▸ Task objective: Below are some entries; can you quote all of them exactly?

[Stored data entries]
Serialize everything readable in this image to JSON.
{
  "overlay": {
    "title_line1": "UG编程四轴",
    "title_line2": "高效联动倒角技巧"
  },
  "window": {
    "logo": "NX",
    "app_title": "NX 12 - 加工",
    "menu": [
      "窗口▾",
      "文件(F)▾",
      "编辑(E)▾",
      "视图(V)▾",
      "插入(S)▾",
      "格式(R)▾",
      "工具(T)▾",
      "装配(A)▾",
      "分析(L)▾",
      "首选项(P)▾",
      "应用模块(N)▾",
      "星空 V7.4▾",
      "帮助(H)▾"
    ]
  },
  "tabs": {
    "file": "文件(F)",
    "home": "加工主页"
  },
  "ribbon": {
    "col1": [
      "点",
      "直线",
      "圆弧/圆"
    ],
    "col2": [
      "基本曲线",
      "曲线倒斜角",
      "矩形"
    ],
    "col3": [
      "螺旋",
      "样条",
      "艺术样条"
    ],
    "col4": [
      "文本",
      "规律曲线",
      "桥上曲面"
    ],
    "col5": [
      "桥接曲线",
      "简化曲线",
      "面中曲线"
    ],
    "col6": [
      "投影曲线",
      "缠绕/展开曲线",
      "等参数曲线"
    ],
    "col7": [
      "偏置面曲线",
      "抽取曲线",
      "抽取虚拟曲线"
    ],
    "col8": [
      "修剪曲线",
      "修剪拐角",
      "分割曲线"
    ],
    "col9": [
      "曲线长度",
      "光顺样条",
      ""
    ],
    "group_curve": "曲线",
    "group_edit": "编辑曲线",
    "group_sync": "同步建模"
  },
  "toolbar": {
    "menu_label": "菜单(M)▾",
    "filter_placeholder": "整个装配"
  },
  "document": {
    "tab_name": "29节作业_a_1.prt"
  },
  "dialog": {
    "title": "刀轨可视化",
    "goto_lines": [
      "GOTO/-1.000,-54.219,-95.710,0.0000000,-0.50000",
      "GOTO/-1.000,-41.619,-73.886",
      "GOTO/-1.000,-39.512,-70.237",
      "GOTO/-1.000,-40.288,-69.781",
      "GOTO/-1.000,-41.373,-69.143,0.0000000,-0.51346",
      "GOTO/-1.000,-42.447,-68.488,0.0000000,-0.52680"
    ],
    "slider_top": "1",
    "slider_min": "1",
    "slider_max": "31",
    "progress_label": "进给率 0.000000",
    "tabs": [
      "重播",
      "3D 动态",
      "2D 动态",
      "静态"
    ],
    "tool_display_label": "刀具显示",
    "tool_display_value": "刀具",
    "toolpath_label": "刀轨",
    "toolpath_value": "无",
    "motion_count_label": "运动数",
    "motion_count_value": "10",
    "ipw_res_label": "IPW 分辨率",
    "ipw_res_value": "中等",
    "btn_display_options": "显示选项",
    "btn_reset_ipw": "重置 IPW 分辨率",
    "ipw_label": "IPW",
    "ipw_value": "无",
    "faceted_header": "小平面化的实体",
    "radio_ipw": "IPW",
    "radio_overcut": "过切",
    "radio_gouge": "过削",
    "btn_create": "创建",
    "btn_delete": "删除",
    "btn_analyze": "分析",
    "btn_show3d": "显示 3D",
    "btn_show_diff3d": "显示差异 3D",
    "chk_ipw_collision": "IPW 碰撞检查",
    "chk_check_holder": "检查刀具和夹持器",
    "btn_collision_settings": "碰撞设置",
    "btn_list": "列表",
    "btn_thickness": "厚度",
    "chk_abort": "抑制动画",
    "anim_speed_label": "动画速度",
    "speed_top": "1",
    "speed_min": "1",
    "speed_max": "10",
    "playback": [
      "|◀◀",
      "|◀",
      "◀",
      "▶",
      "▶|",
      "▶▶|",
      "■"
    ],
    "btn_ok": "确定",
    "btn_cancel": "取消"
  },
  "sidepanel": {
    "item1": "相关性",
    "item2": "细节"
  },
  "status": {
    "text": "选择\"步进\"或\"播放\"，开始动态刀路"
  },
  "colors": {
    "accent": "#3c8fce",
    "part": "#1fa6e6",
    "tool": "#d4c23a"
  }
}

▸ Response:
Serialize everything readable in this image to JSON.
{
  "overlay": {
    "title_line1": "UG编程四轴",
    "title_line2": "高效联动倒角技巧"
  },
  "window": {
    "logo": "NX",
    "app_title": "NX 12 - 加工",
    "menu": [
      "窗口▾",
      "文件(F)▾",
      "编辑(E)▾",
      "视图(V)▾",
      "插入(S)▾",
      "格式(R)▾",
      "工具(T)▾",
      "装配(A)▾",
      "分析(L)▾",
      "首选项(P)▾",
      "应用模块(N)▾",
      "星空 V7.4▾",
      "帮助(H)▾"
    ]
  },
  "tabs": {
    "file": "文件(F)",
    "home": "加工主页"
  },
  "ribbon": {
    "col1": [
      "点",
      "直线",
      "圆弧/圆"
    ],
    "col2": [
      "基本曲线",
      "曲线倒斜角",
      "矩形"
    ],
    "col3": [
      "螺旋",
      "样条",
      "艺术样条"
    ],
    "col4": [
      "文本",
      "规律曲线",
      "桥上曲面"
    ],
    "col5": [
      "桥接曲线",
      "简化曲线",
      "面中曲线"
    ],
    "col6": [
      "投影曲线",
      "缠绕/展开曲线",
      "等参数曲线"
    ],
    "col7": [
      "偏置面曲线",
      "抽取曲线",
      "抽取虚拟曲线"
    ],
    "col8": [
      "修剪曲线",
      "修剪拐角",
      "分割曲线"
    ],
    "col9": [
      "曲线长度",
      "光顺样条",
      ""
    ],
    "group_curve": "曲线",
    "group_edit": "编辑曲线",
    "group_sync": "同步建模"
  },
  "toolbar": {
    "menu_label": "菜单(M)▾",
    "filter_placeholder": "整个装配"
  },
  "document": {
    "tab_name": "29节作业_a_1.prt"
  },
  "dialog": {
    "title": "刀轨可视化",
    "goto_lines": [
      "GOTO/-1.000,-54.219,-95.710,0.0000000,-0.50000",
      "GOTO/-1.000,-41.619,-73.886",
      "GOTO/-1.000,-39.512,-70.237",
      "GOTO/-1.000,-40.288,-69.781",
      "GOTO/-1.000,-41.373,-69.143,0.0000000,-0.51346",
      "GOTO/-1.000,-42.447,-68.488,0.0000000,-0.52680"
    ],
    "slider_top": "1",
    "slider_min": "1",
    "slider_max": "31",
    "progress_label": "进给率 0.000000",
    "tabs": [
      "重播",
      "3D 动态",
      "2D 动态",
      "静态"
    ],
    "tool_display_label": "刀具显示",
    "tool_display_value": "刀具",
    "toolpath_label": "刀轨",
    "toolpath_value": "无",
    "motion_count_label": "运动数",
    "motion_count_value": "10",
    "ipw_res_label": "IPW 分辨率",
    "ipw_res_value": "中等",
    "btn_display_options": "显示选项",
    "btn_reset_ipw": "重置 IPW 分辨率",
    "ipw_label": "IPW",
    "ipw_value": "无",
    "faceted_header": "小平面化的实体",
    "radio_ipw": "IPW",
    "radio_overcut": "过切",
    "radio_gouge": "过削",
    "btn_create": "创建",
    "btn_delete": "删除",
    "btn_analyze": "分析",
    "btn_show3d": "显示 3D",
    "btn_show_diff3d": "显示差异 3D",
    "chk_ipw_collision": "IPW 碰撞检查",
    "chk_check_holder": "检查刀具和夹持器",
    "btn_collision_settings": "碰撞设置",
    "btn_list": "列表",
    "btn_thickness": "厚度",
    "chk_abort": "抑制动画",
    "anim_speed_label": "动画速度",
    "speed_top": "1",
    "speed_min": "1",
    "speed_max": "10",
    "playback": [
      "|◀◀",
      "|◀",
      "◀",
      "▶",
      "▶|",
      "▶▶|",
      "■"
    ],
    "btn_ok": "确定",
    "btn_cancel": "取消"
  },
  "sidepanel": {
    "item1": "相关性",
    "item2": "细节"
  },
  "status": {
    "text": "选择\"步进\"或\"播放\"，开始动态刀路"
  },
  "colors": {
    "accent": "#3c8fce",
    "part": "#1fa6e6",
    "tool": "#d4c23a"
  }
}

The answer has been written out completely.